Go through the listing and pick out each line with the word "BLICKRICHTUNG" in it.

(Dataset excerpts)
******************************

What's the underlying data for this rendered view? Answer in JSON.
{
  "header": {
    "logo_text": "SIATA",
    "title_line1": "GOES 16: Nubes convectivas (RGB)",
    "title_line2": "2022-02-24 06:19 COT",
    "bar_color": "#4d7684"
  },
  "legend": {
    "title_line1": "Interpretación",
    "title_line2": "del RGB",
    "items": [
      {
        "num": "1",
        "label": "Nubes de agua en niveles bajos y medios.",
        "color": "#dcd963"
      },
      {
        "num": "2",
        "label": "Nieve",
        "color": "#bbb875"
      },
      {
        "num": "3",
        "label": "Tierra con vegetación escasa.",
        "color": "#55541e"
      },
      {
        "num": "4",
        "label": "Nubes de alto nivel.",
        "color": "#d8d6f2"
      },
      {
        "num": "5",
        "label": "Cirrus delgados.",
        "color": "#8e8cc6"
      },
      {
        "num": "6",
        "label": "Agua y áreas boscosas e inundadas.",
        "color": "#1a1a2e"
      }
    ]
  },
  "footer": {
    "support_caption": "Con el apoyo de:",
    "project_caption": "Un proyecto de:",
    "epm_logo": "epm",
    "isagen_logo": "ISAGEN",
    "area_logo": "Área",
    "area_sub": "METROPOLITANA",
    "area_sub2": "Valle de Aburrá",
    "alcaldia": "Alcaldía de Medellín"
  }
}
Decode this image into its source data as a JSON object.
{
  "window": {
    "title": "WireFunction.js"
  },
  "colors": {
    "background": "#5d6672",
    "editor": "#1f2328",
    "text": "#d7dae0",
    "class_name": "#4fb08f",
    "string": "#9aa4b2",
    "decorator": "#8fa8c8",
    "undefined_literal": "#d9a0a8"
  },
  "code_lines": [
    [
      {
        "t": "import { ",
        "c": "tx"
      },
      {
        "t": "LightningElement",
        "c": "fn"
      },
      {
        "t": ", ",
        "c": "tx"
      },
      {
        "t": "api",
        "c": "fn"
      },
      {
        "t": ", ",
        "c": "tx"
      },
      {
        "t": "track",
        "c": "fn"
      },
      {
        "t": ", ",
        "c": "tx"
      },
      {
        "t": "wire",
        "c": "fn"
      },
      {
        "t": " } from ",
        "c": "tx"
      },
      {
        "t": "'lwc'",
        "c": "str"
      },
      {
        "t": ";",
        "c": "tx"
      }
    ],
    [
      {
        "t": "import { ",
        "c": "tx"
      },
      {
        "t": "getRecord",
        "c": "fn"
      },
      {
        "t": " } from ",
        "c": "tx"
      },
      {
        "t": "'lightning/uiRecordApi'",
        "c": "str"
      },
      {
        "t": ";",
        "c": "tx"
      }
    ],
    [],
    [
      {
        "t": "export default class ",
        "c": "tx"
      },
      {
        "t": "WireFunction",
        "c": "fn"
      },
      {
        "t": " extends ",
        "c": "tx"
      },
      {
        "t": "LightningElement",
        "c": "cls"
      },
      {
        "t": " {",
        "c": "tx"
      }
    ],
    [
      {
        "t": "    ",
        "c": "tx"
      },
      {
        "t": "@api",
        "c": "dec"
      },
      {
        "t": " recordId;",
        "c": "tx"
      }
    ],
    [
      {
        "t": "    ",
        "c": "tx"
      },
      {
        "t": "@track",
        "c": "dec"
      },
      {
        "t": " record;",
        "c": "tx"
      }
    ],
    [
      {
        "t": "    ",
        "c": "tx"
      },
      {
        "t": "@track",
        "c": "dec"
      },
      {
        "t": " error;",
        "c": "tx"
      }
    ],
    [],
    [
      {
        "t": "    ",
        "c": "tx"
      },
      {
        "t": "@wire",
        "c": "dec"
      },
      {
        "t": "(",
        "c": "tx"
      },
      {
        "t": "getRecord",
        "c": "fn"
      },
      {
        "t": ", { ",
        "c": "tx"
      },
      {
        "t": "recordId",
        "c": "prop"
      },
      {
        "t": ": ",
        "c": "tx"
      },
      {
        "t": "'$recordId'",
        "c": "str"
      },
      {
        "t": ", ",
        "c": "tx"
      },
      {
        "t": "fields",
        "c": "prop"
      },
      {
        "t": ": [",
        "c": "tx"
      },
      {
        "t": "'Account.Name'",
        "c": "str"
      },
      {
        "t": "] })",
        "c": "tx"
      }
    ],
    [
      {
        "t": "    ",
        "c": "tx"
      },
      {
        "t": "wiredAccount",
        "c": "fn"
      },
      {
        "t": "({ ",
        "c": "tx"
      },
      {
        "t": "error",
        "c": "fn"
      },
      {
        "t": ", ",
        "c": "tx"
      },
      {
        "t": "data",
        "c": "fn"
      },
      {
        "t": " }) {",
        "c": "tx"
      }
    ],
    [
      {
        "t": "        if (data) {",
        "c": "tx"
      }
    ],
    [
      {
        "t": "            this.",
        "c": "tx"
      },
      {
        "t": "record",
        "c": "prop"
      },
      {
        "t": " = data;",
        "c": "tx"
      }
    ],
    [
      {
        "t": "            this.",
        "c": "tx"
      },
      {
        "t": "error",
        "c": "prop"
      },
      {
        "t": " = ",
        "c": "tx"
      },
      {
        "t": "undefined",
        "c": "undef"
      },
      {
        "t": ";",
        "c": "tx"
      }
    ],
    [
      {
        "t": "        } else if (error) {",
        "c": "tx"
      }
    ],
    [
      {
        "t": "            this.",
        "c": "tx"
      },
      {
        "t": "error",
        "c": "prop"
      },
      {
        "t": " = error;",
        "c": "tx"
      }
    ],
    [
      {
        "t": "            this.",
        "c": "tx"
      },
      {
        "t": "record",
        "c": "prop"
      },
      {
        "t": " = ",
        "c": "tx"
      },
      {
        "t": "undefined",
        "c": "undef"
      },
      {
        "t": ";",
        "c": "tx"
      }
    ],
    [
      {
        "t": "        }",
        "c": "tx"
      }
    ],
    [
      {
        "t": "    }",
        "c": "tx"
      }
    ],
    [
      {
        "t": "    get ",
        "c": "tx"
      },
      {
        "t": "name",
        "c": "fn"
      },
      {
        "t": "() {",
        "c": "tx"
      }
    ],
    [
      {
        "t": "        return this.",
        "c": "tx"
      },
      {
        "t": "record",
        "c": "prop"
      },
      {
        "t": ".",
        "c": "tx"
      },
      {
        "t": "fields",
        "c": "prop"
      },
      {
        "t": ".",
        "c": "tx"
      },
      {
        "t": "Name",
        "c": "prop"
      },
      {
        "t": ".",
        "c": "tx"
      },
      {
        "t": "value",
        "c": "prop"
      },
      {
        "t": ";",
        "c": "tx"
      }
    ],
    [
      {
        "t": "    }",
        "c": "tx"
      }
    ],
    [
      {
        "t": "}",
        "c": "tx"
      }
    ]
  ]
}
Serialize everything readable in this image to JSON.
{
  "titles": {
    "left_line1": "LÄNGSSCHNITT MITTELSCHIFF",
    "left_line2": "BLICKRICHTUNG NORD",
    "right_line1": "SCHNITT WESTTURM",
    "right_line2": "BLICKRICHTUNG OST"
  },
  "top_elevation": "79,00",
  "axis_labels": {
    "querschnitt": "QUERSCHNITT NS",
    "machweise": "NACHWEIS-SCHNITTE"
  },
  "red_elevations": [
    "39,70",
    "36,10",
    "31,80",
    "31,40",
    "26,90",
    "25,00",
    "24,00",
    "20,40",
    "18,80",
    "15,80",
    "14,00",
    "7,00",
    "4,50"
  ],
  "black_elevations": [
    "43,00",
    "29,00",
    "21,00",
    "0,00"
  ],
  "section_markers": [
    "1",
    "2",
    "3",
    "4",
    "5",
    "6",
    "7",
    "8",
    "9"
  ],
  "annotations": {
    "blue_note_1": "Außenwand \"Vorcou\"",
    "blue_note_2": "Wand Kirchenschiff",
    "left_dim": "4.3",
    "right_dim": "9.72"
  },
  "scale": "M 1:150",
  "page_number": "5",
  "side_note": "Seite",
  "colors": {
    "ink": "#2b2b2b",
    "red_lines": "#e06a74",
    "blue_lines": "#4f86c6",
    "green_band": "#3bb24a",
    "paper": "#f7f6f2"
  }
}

******************************

> **Written response**
    "left_line2": "BLICKRICHTUNG NORD",
    "right_line2": "BLICKRICHTUNG OST"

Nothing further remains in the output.